WRITTEN INSTRUCTION. Without changing a character, return the entries, but not the images they hold.

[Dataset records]
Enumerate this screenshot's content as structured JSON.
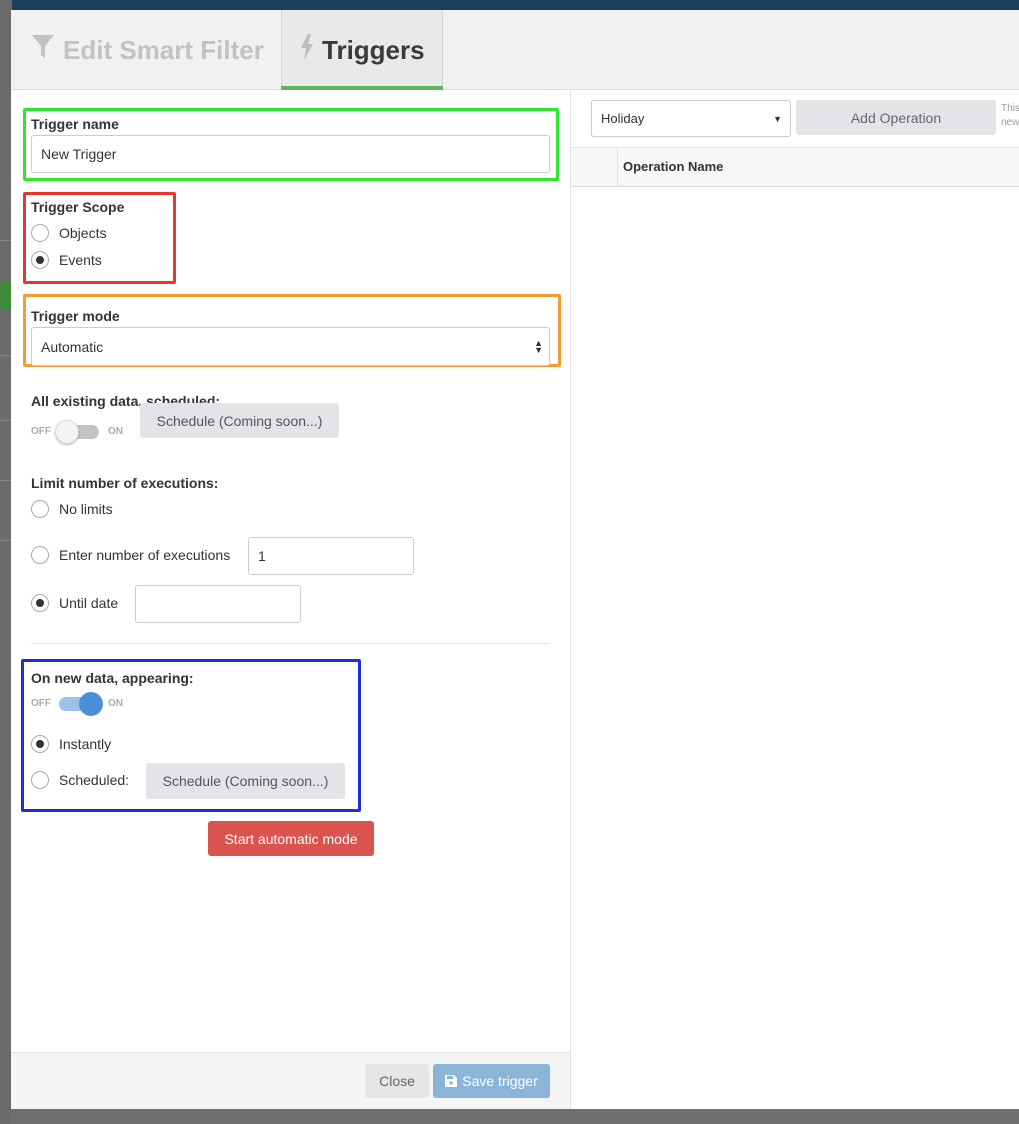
{
  "tabs": {
    "edit_smart_filter": "Edit Smart Filter",
    "triggers": "Triggers"
  },
  "trigger_name": {
    "label": "Trigger name",
    "value": "New Trigger"
  },
  "trigger_scope": {
    "label": "Trigger Scope",
    "options": [
      "Objects",
      "Events"
    ],
    "selected": "Events"
  },
  "trigger_mode": {
    "label": "Trigger mode",
    "value": "Automatic"
  },
  "existing_data": {
    "label": "All existing data, scheduled:",
    "toggle_off": "OFF",
    "toggle_on": "ON",
    "toggle_state": "off",
    "schedule_button": "Schedule (Coming soon...)"
  },
  "limit": {
    "label": "Limit number of executions:",
    "no_limits": "No limits",
    "enter_number": "Enter number of executions",
    "number_value": "1",
    "until_date": "Until date",
    "selected": "Until date"
  },
  "new_data": {
    "label": "On new data, appearing:",
    "toggle_off": "OFF",
    "toggle_on": "ON",
    "toggle_state": "on",
    "instantly": "Instantly",
    "scheduled": "Scheduled:",
    "schedule_button": "Schedule (Coming soon...)",
    "selected": "Instantly"
  },
  "start_button": "Start automatic mode",
  "footer": {
    "close": "Close",
    "save": "Save trigger"
  },
  "right": {
    "operation_select": "Holiday",
    "add_operation": "Add Operation",
    "hint_line1": "This",
    "hint_line2": "new",
    "column_header": "Operation Name"
  },
  "colors": {
    "highlight_green": "#2ee82e",
    "highlight_red": "#e8352e",
    "highlight_orange": "#f59a2c",
    "highlight_blue": "#1c2fe0",
    "start_button": "#d9534f",
    "save_button": "#8ab4d8",
    "toggle_on": "#4a8fd8",
    "tab_active_bar": "#5cb85c"
  }
}
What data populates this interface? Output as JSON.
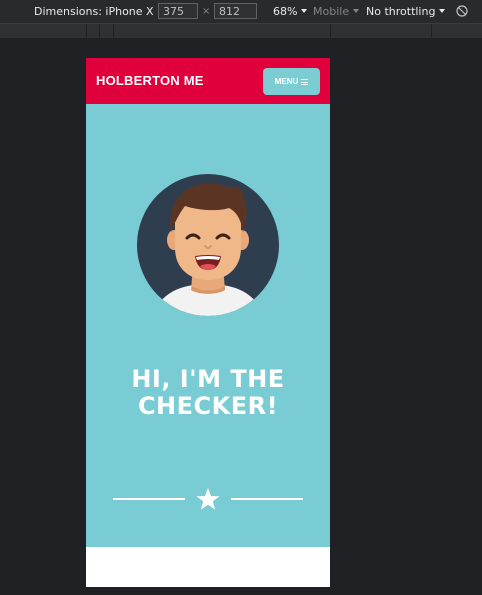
{
  "devtools": {
    "dimensions_label": "Dimensions: iPhone X",
    "width_value": "375",
    "times": "×",
    "height_value": "812",
    "zoom": "68%",
    "mobile_label": "Mobile",
    "throttling": "No throttling",
    "rotate_icon": "no-touch-icon"
  },
  "site": {
    "brand": "HOLBERTON ME",
    "menu_label": "MENU",
    "headline_line1": "HI, I'M THE",
    "headline_line2": "CHECKER!",
    "colors": {
      "header": "#e0003c",
      "hero": "#79ccd3",
      "menu_button": "#7bcdd3",
      "avatar_bg": "#2f3e4f"
    }
  }
}
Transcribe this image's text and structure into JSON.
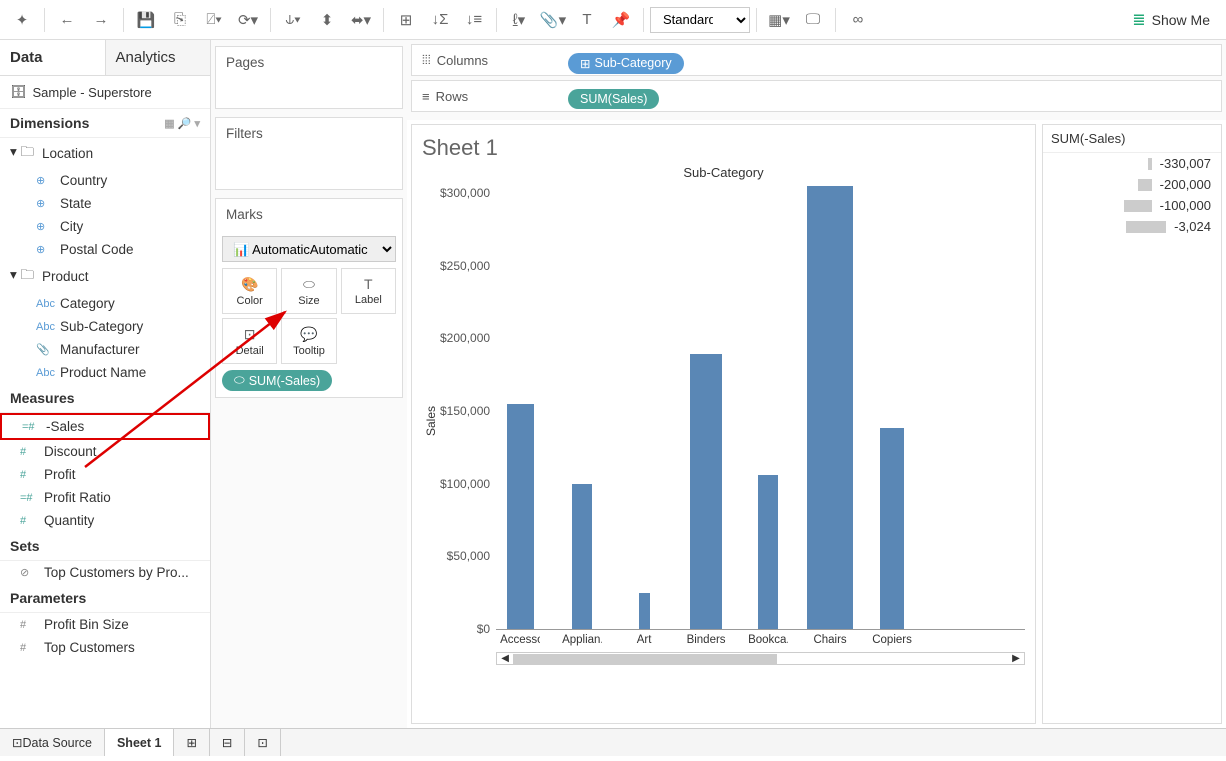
{
  "toolbar": {
    "fit": "Standard",
    "show_me": "Show Me"
  },
  "sidebar": {
    "tabs": {
      "data": "Data",
      "analytics": "Analytics"
    },
    "datasource": "Sample - Superstore",
    "dimensions_hdr": "Dimensions",
    "location_grp": "Location",
    "country": "Country",
    "state": "State",
    "city": "City",
    "postal": "Postal Code",
    "product_grp": "Product",
    "category": "Category",
    "subcategory": "Sub-Category",
    "manufacturer": "Manufacturer",
    "product_name": "Product Name",
    "measures_hdr": "Measures",
    "neg_sales": "-Sales",
    "discount": "Discount",
    "profit": "Profit",
    "profit_ratio": "Profit Ratio",
    "quantity": "Quantity",
    "sets_hdr": "Sets",
    "top_customers": "Top Customers by Pro...",
    "params_hdr": "Parameters",
    "profit_bin": "Profit Bin Size",
    "top_cust_param": "Top Customers"
  },
  "shelves": {
    "pages": "Pages",
    "filters": "Filters",
    "marks": "Marks",
    "mark_type": "Automatic",
    "color": "Color",
    "size": "Size",
    "label": "Label",
    "detail": "Detail",
    "tooltip": "Tooltip",
    "size_pill": "SUM(-Sales)",
    "columns": "Columns",
    "rows": "Rows",
    "col_pill": "Sub-Category",
    "row_pill": "SUM(Sales)"
  },
  "sheet": {
    "title": "Sheet 1",
    "chart_title": "Sub-Category",
    "y_label": "Sales"
  },
  "legend": {
    "title": "SUM(-Sales)",
    "items": [
      {
        "w": 4,
        "v": "-330,007"
      },
      {
        "w": 14,
        "v": "-200,000"
      },
      {
        "w": 28,
        "v": "-100,000"
      },
      {
        "w": 40,
        "v": "-3,024"
      }
    ]
  },
  "chart_data": {
    "type": "bar",
    "title": "Sub-Category",
    "xlabel": "Sub-Category",
    "ylabel": "Sales",
    "ylim": [
      0,
      320000
    ],
    "y_ticks": [
      "$300,000",
      "$250,000",
      "$200,000",
      "$150,000",
      "$100,000",
      "$50,000",
      "$0"
    ],
    "categories": [
      "Accesso..",
      "Applian..",
      "Art",
      "Binders",
      "Bookca..",
      "Chairs",
      "Copiers"
    ],
    "values": [
      168000,
      108000,
      27000,
      205000,
      115000,
      330000,
      150000
    ]
  },
  "bottom": {
    "data_source": "Data Source",
    "sheet1": "Sheet 1"
  }
}
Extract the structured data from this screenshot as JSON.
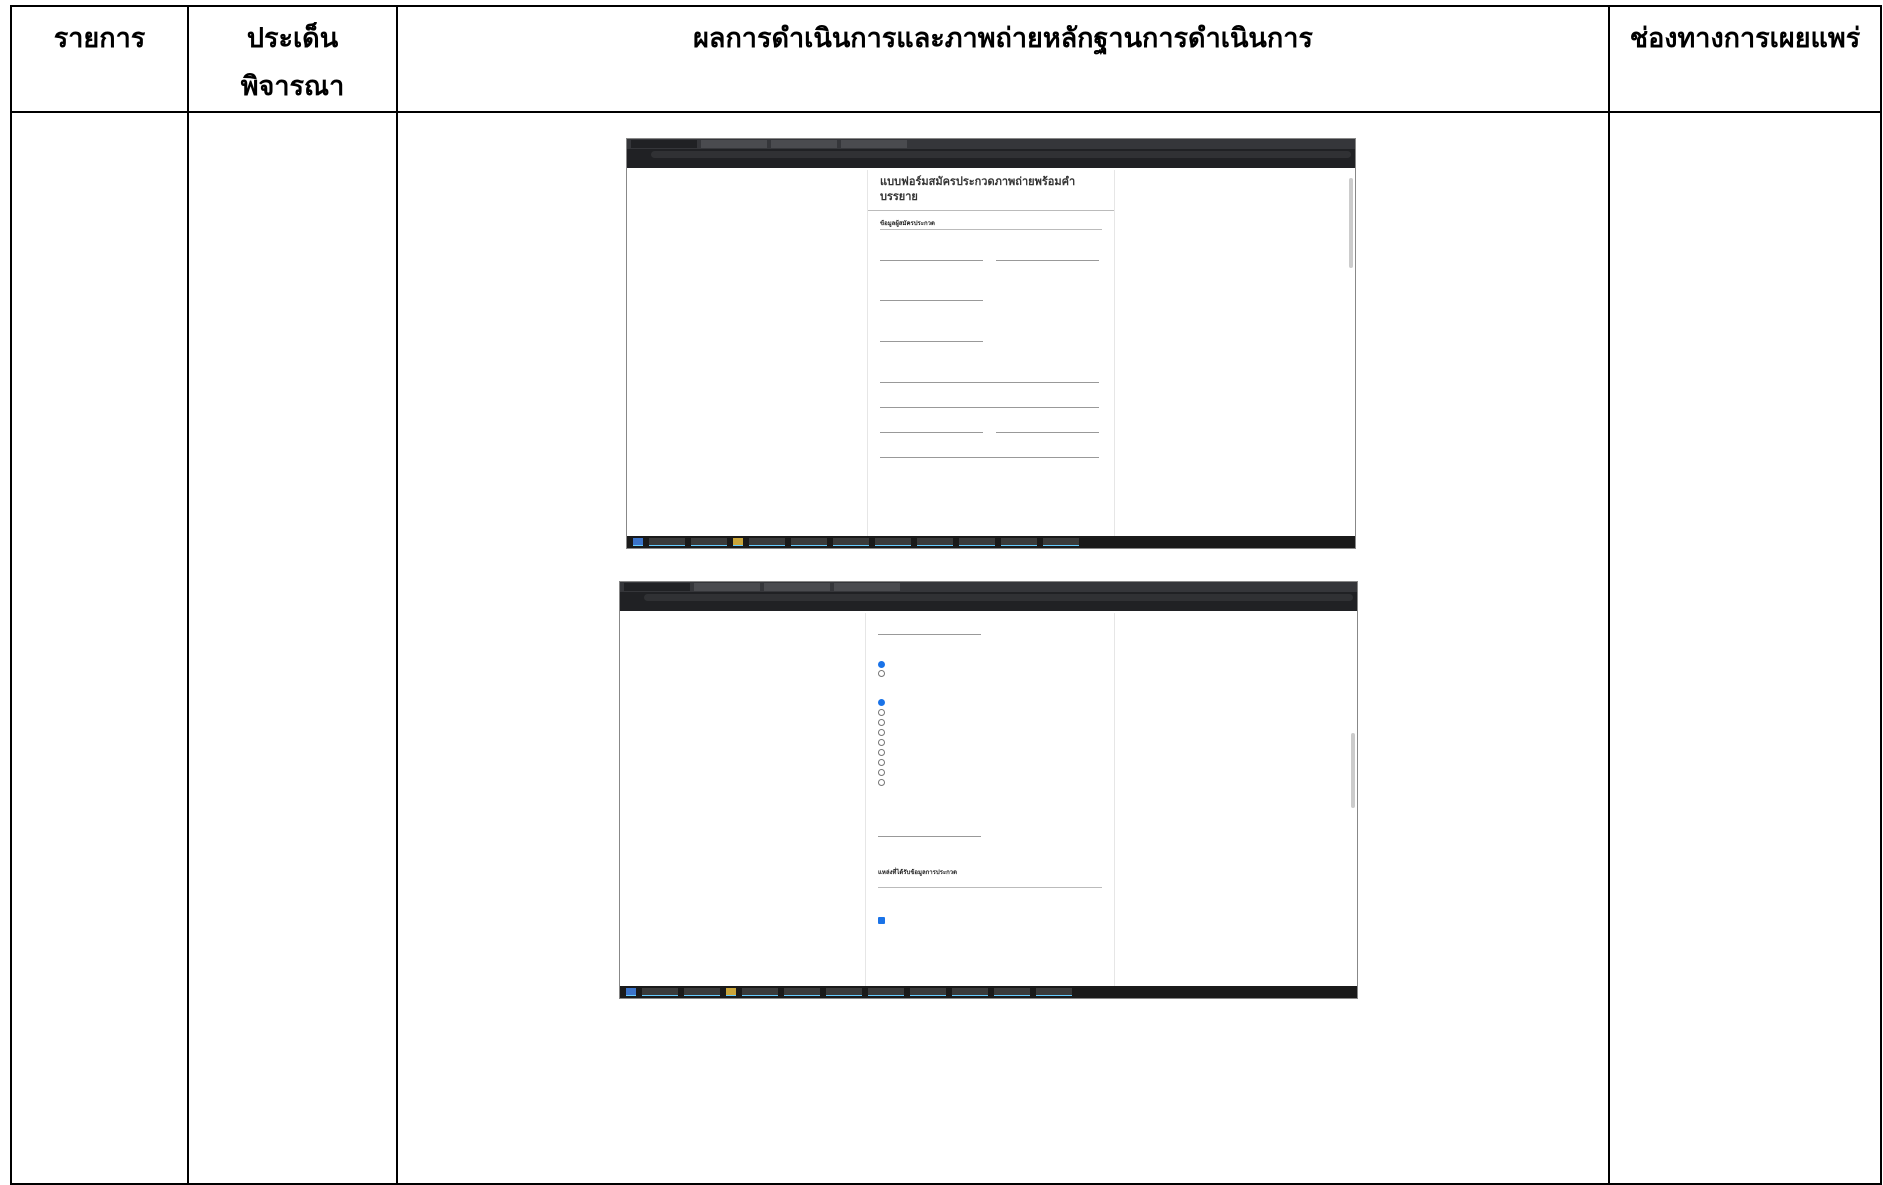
{
  "table": {
    "headers": [
      "รายการ",
      "ประเด็นพิจารณา",
      "ผลการดำเนินการและภาพถ่ายหลักฐานการดำเนินการ",
      "ช่องทางการเผยแพร่"
    ]
  },
  "screenshot1": {
    "form_title": "แบบฟอร์มสมัครประกวดภาพถ่ายพร้อมคำบรรยาย",
    "section": "ข้อมูลผู้สมัครประกวด"
  },
  "screenshot2": {
    "section": "แหล่งที่ได้รับข้อมูลการประกวด"
  }
}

WRITTEN SOLUTION.
Enumerate this screenshot's content as structured JSON.
{
  "tabs": {
    "edit_smart_filter": "Edit Smart Filter",
    "triggers": "Triggers"
  },
  "trigger_name": {
    "label": "Trigger name",
    "value": "New Trigger"
  },
  "trigger_scope": {
    "label": "Trigger Scope",
    "options": [
      "Objects",
      "Events"
    ],
    "selected": "Events"
  },
  "trigger_mode": {
    "label": "Trigger mode",
    "value": "Automatic"
  },
  "existing_data": {
    "label": "All existing data, scheduled:",
    "toggle_off": "OFF",
    "toggle_on": "ON",
    "toggle_state": "off",
    "schedule_button": "Schedule (Coming soon...)"
  },
  "limit": {
    "label": "Limit number of executions:",
    "no_limits": "No limits",
    "enter_number": "Enter number of executions",
    "number_value": "1",
    "until_date": "Until date",
    "selected": "Until date"
  },
  "new_data": {
    "label": "On new data, appearing:",
    "toggle_off": "OFF",
    "toggle_on": "ON",
    "toggle_state": "on",
    "instantly": "Instantly",
    "scheduled": "Scheduled:",
    "schedule_button": "Schedule (Coming soon...)",
    "selected": "Instantly"
  },
  "start_button": "Start automatic mode",
  "footer": {
    "close": "Close",
    "save": "Save trigger"
  },
  "right": {
    "operation_select": "Holiday",
    "add_operation": "Add Operation",
    "hint_line1": "This",
    "hint_line2": "new",
    "column_header": "Operation Name"
  },
  "colors": {
    "highlight_green": "#2ee82e",
    "highlight_red": "#e8352e",
    "highlight_orange": "#f59a2c",
    "highlight_blue": "#1c2fe0",
    "start_button": "#d9534f",
    "save_button": "#8ab4d8",
    "toggle_on": "#4a8fd8",
    "tab_active_bar": "#5cb85c"
  }
}
What data populates this interface? Output as JSON.
{
  "devtools": {
    "dimensions_label": "Dimensions: iPhone X",
    "width_value": "375",
    "times": "×",
    "height_value": "812",
    "zoom": "68%",
    "mobile_label": "Mobile",
    "throttling": "No throttling",
    "rotate_icon": "no-touch-icon"
  },
  "site": {
    "brand": "HOLBERTON ME",
    "menu_label": "MENU",
    "headline_line1": "HI, I'M THE",
    "headline_line2": "CHECKER!",
    "colors": {
      "header": "#e0003c",
      "hero": "#79ccd3",
      "menu_button": "#7bcdd3",
      "avatar_bg": "#2f3e4f"
    }
  }
}
Transcribe this image's text and structure into JSON.
{
  "toolbar": {
    "fit": "Standard",
    "show_me": "Show Me"
  },
  "sidebar": {
    "tabs": {
      "data": "Data",
      "analytics": "Analytics"
    },
    "datasource": "Sample - Superstore",
    "dimensions_hdr": "Dimensions",
    "location_grp": "Location",
    "country": "Country",
    "state": "State",
    "city": "City",
    "postal": "Postal Code",
    "product_grp": "Product",
    "category": "Category",
    "subcategory": "Sub-Category",
    "manufacturer": "Manufacturer",
    "product_name": "Product Name",
    "measures_hdr": "Measures",
    "neg_sales": "-Sales",
    "discount": "Discount",
    "profit": "Profit",
    "profit_ratio": "Profit Ratio",
    "quantity": "Quantity",
    "sets_hdr": "Sets",
    "top_customers": "Top Customers by Pro...",
    "params_hdr": "Parameters",
    "profit_bin": "Profit Bin Size",
    "top_cust_param": "Top Customers"
  },
  "shelves": {
    "pages": "Pages",
    "filters": "Filters",
    "marks": "Marks",
    "mark_type": "Automatic",
    "color": "Color",
    "size": "Size",
    "label": "Label",
    "detail": "Detail",
    "tooltip": "Tooltip",
    "size_pill": "SUM(-Sales)",
    "columns": "Columns",
    "rows": "Rows",
    "col_pill": "Sub-Category",
    "row_pill": "SUM(Sales)"
  },
  "sheet": {
    "title": "Sheet 1",
    "chart_title": "Sub-Category",
    "y_label": "Sales"
  },
  "legend": {
    "title": "SUM(-Sales)",
    "items": [
      {
        "w": 4,
        "v": "-330,007"
      },
      {
        "w": 14,
        "v": "-200,000"
      },
      {
        "w": 28,
        "v": "-100,000"
      },
      {
        "w": 40,
        "v": "-3,024"
      }
    ]
  },
  "chart_data": {
    "type": "bar",
    "title": "Sub-Category",
    "xlabel": "Sub-Category",
    "ylabel": "Sales",
    "ylim": [
      0,
      320000
    ],
    "y_ticks": [
      "$300,000",
      "$250,000",
      "$200,000",
      "$150,000",
      "$100,000",
      "$50,000",
      "$0"
    ],
    "categories": [
      "Accesso..",
      "Applian..",
      "Art",
      "Binders",
      "Bookca..",
      "Chairs",
      "Copiers"
    ],
    "values": [
      168000,
      108000,
      27000,
      205000,
      115000,
      330000,
      150000
    ]
  },
  "bottom": {
    "data_source": "Data Source",
    "sheet1": "Sheet 1"
  }
}
Extract the structured data from this screenshot as JSON.
{
  "table": {
    "headers": [
      "รายการ",
      "ประเด็นพิจารณา",
      "ผลการดำเนินการและภาพถ่ายหลักฐานการดำเนินการ",
      "ช่องทางการเผยแพร่"
    ]
  },
  "screenshot1": {
    "form_title": "แบบฟอร์มสมัครประกวดภาพถ่ายพร้อมคำบรรยาย",
    "section": "ข้อมูลผู้สมัครประกวด"
  },
  "screenshot2": {
    "section": "แหล่งที่ได้รับข้อมูลการประกวด"
  }
}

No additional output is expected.